╭──

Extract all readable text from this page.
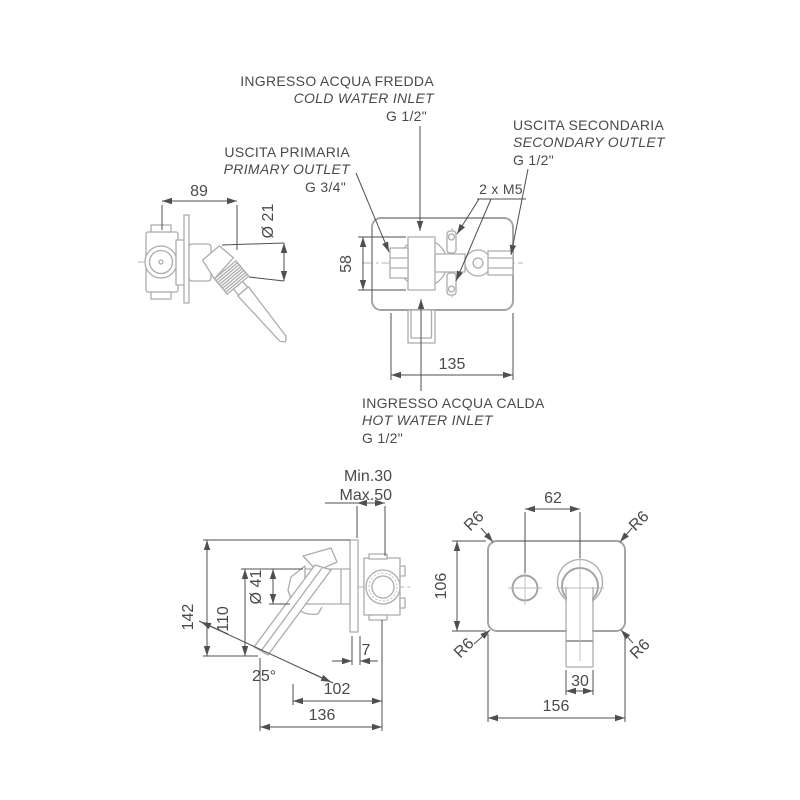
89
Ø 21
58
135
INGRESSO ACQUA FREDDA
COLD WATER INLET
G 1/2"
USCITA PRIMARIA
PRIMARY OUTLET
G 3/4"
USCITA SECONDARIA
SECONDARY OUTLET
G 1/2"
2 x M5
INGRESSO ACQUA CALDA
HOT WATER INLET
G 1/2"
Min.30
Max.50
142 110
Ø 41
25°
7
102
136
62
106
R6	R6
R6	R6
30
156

╰──

● **GOAL OF THE EXERCISE**
Retype the listing exactly. Pictures do not belong in the copy.

● **COMPLETE RESPONSE**
Extract all readable text from this page.
89
Ø 21
58
135
INGRESSO ACQUA FREDDA
COLD WATER INLET
G 1/2"
USCITA PRIMARIA
PRIMARY OUTLET
G 3/4"
USCITA SECONDARIA
SECONDARY OUTLET
G 1/2"
2 x M5
INGRESSO ACQUA CALDA
HOT WATER INLET
G 1/2"
Min.30
Max.50
142 110
Ø 41
25°
7
102
136
62
106
R6	R6
R6	R6
30
156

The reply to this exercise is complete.